◆ WHAT NEEDS TO BE DONE:
Copy out all the lines where "JSON" shows up.

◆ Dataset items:

--

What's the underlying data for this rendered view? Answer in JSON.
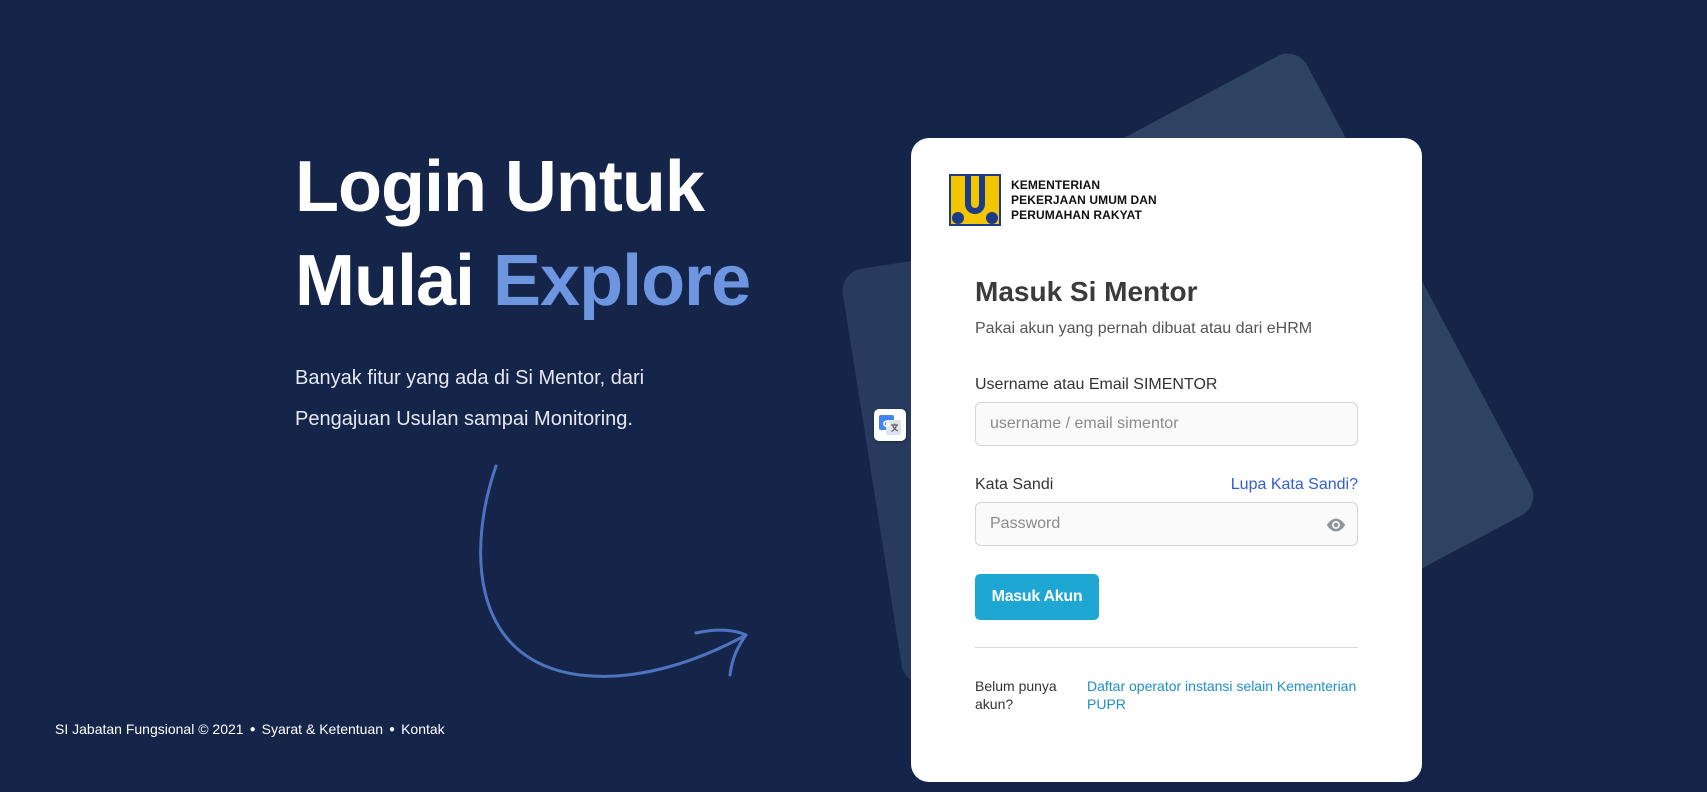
{
  "hero": {
    "title_line1": "Login Untuk",
    "title_line2_plain": "Mulai ",
    "title_line2_accent": "Explore",
    "desc_line1": "Banyak fitur yang ada di Si Mentor, dari",
    "desc_line2": "Pengajuan Usulan sampai Monitoring."
  },
  "footer": {
    "copyright": "SI Jabatan Fungsional © 2021",
    "sep": "●",
    "terms": "Syarat & Ketentuan",
    "contact": "Kontak"
  },
  "logo": {
    "line1": "KEMENTERIAN",
    "line2": "PEKERJAAN UMUM DAN",
    "line3": "PERUMAHAN RAKYAT"
  },
  "form": {
    "title": "Masuk Si Mentor",
    "subtitle": "Pakai akun yang pernah dibuat atau dari eHRM",
    "username_label": "Username atau Email SIMENTOR",
    "username_placeholder": "username / email simentor",
    "username_value": "",
    "password_label": "Kata Sandi",
    "forgot_label": "Lupa Kata Sandi?",
    "password_placeholder": "Password",
    "password_value": "",
    "submit_label": "Masuk Akun",
    "register_question": "Belum punya akun?",
    "register_link": "Daftar operator instansi selain Kementerian PUPR"
  },
  "colors": {
    "background": "#15254a",
    "accent_text": "#6d95e0",
    "button": "#1ea7d2",
    "link": "#2f5fd0",
    "logo_yellow": "#f2c500",
    "logo_blue": "#1b3a8a"
  },
  "icons": {
    "translate": "google-translate-icon",
    "password_toggle": "eye-icon",
    "logo": "pupr-logo-icon",
    "arrow": "curved-arrow-icon"
  }
}
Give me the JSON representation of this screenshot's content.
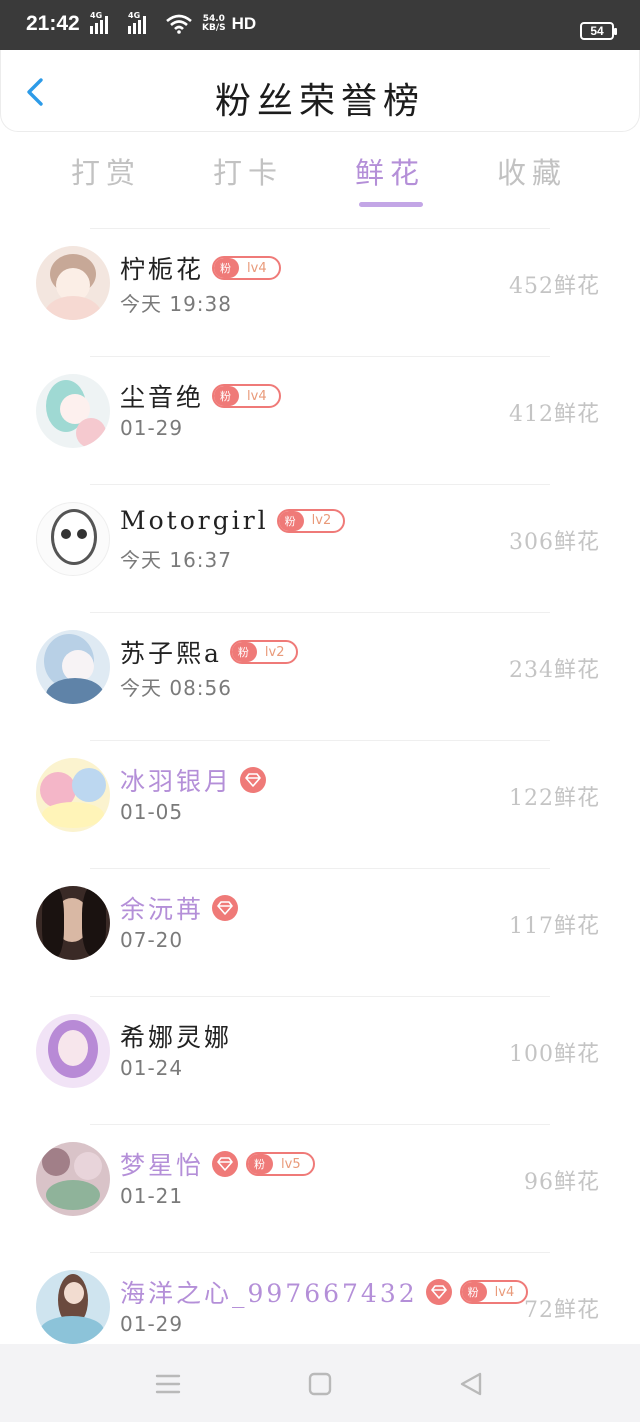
{
  "status_bar": {
    "time": "21:42",
    "net1": "4G",
    "net2": "4G",
    "speed_value": "54.0",
    "speed_unit": "KB/S",
    "hd": "HD",
    "battery": "54"
  },
  "header": {
    "title": "粉丝荣誉榜"
  },
  "tabs": [
    {
      "label": "打赏"
    },
    {
      "label": "打卡"
    },
    {
      "label": "鲜花",
      "active": true
    },
    {
      "label": "收藏"
    }
  ],
  "fans": [
    {
      "name": "柠栀花",
      "date": "今天 19:38",
      "count": "452鲜花",
      "vip": false,
      "badge_fan": "粉",
      "badge_level": "lv4"
    },
    {
      "name": "尘音绝",
      "date": "01-29",
      "count": "412鲜花",
      "vip": false,
      "badge_fan": "粉",
      "badge_level": "lv4"
    },
    {
      "name": "Motorgirl",
      "date": "今天 16:37",
      "count": "306鲜花",
      "vip": false,
      "badge_fan": "粉",
      "badge_level": "lv2"
    },
    {
      "name": "苏子熙a",
      "date": "今天 08:56",
      "count": "234鲜花",
      "vip": false,
      "badge_fan": "粉",
      "badge_level": "lv2"
    },
    {
      "name": "冰羽银月",
      "date": "01-05",
      "count": "122鲜花",
      "vip": true
    },
    {
      "name": "余沅苒",
      "date": "07-20",
      "count": "117鲜花",
      "vip": true
    },
    {
      "name": "希娜灵娜",
      "date": "01-24",
      "count": "100鲜花",
      "vip": false
    },
    {
      "name": "梦星怡",
      "date": "01-21",
      "count": "96鲜花",
      "vip": true,
      "badge_fan": "粉",
      "badge_level": "lv5"
    },
    {
      "name": "海洋之心_997667432",
      "date": "01-29",
      "count": "72鲜花",
      "vip": true,
      "badge_fan": "粉",
      "badge_level": "lv4"
    }
  ],
  "colors": {
    "accent": "#b48fd8",
    "badge": "#ef7a78",
    "back_arrow": "#2d9be8"
  }
}
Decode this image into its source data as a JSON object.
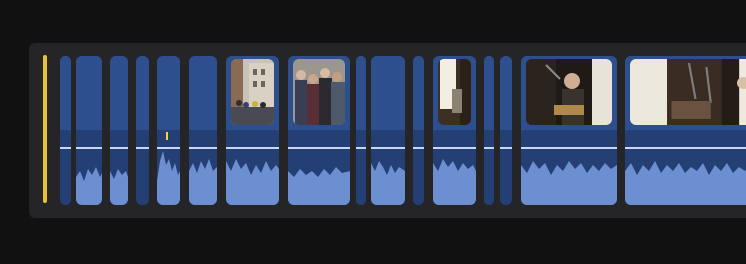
{
  "timeline": {
    "clips": [
      {
        "id": "c1",
        "kind": "blank"
      },
      {
        "id": "c2",
        "kind": "blank"
      },
      {
        "id": "c3",
        "kind": "blank"
      },
      {
        "id": "c4",
        "kind": "blank"
      },
      {
        "id": "c5",
        "kind": "blank"
      },
      {
        "id": "c6",
        "kind": "blank"
      },
      {
        "id": "c7",
        "kind": "photo",
        "thumbnail": "street-buildings-thumbnail"
      },
      {
        "id": "c8",
        "kind": "photo",
        "thumbnail": "crowd-group-thumbnail"
      },
      {
        "id": "c9",
        "kind": "blank"
      },
      {
        "id": "c10",
        "kind": "blank"
      },
      {
        "id": "c11",
        "kind": "blank"
      },
      {
        "id": "c12",
        "kind": "photo",
        "thumbnail": "window-light-thumbnail"
      },
      {
        "id": "c13",
        "kind": "blank"
      },
      {
        "id": "c14",
        "kind": "blank"
      },
      {
        "id": "c15",
        "kind": "photo",
        "thumbnail": "singer-guitar-thumbnail"
      },
      {
        "id": "c16",
        "kind": "photo",
        "thumbnail": "studio-microphones-thumbnail"
      }
    ]
  },
  "colors": {
    "background": "#111111",
    "track": "#252527",
    "clip": "#2e4f8e",
    "audio": "#243f73",
    "waveform": "#6b8fd1",
    "playhead": "#e6c13a"
  },
  "icons": [
    "playhead-icon",
    "marker-icon"
  ]
}
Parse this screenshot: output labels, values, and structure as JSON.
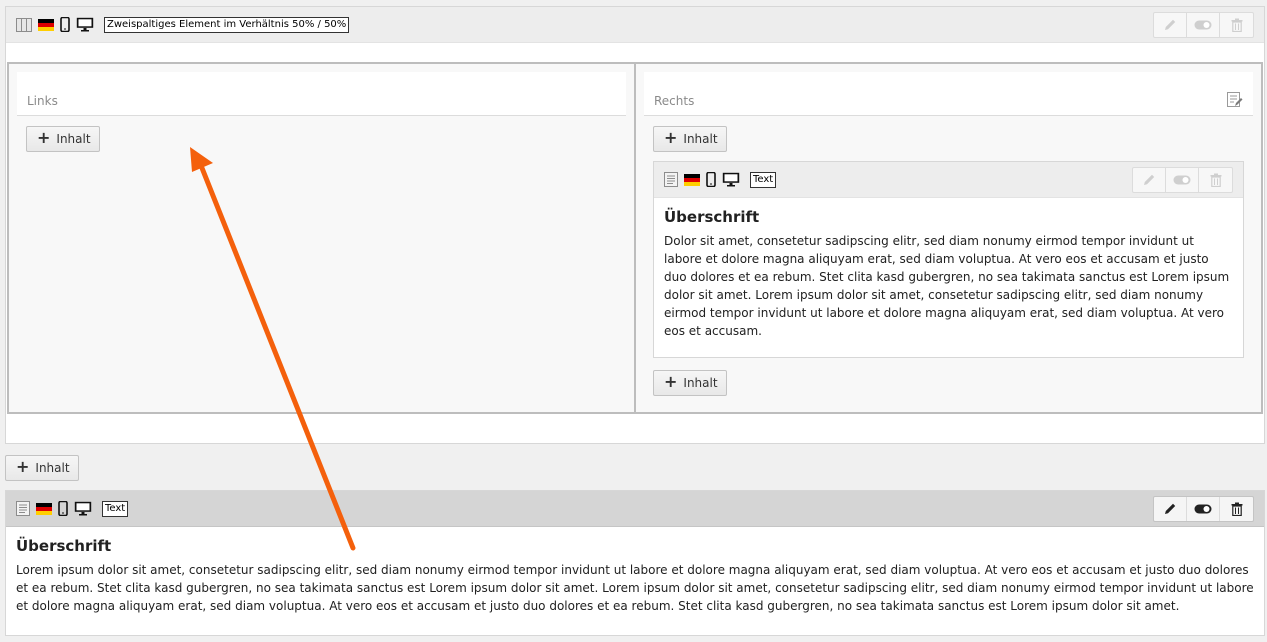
{
  "container": {
    "type_label": "Zweispaltiges Element im Verhältnis 50% / 50%"
  },
  "columns": {
    "left_label": "Links",
    "right_label": "Rechts"
  },
  "buttons": {
    "add_content": "Inhalt"
  },
  "inner_text_element": {
    "type_label": "Text",
    "heading": "Überschrift",
    "body": "Dolor sit amet, consetetur sadipscing elitr, sed diam nonumy eirmod tempor invidunt ut labore et dolore magna aliquyam erat, sed diam voluptua. At vero eos et accusam et justo duo dolores et ea rebum. Stet clita kasd gubergren, no sea takimata sanctus est Lorem ipsum dolor sit amet. Lorem ipsum dolor sit amet, consetetur sadipscing elitr, sed diam nonumy eirmod tempor invidunt ut labore et dolore magna aliquyam erat, sed diam voluptua. At vero eos et accusam."
  },
  "outer_text_element": {
    "type_label": "Text",
    "heading": "Überschrift",
    "body": "Lorem ipsum dolor sit amet, consetetur sadipscing elitr, sed diam nonumy eirmod tempor invidunt ut labore et dolore magna aliquyam erat, sed diam voluptua. At vero eos et accusam et justo duo dolores et ea rebum. Stet clita kasd gubergren, no sea takimata sanctus est Lorem ipsum dolor sit amet. Lorem ipsum dolor sit amet, consetetur sadipscing elitr, sed diam nonumy eirmod tempor invidunt ut labore et dolore magna aliquyam erat, sed diam voluptua. At vero eos et accusam et justo duo dolores et ea rebum. Stet clita kasd gubergren, no sea takimata sanctus est Lorem ipsum dolor sit amet."
  },
  "icons": {
    "grid": "two-column-grid-icon",
    "language": "german-flag-icon",
    "mobile": "mobile-device-icon",
    "desktop": "desktop-device-icon",
    "text": "text-element-icon",
    "edit": "pencil-icon",
    "toggle": "toggle-icon",
    "delete": "trash-icon",
    "column_edit": "column-edit-icon"
  },
  "annotation": {
    "arrow_color": "#f4600c"
  }
}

--

◆ TASK OUTPUT:
What's the underlying data for this rendered view? Answer in JSON.
Give me the JSON representation of this screenshot's content.
Decode this image into its source data as a JSON object.
Parse this screenshot: output labels, values, and structure as JSON.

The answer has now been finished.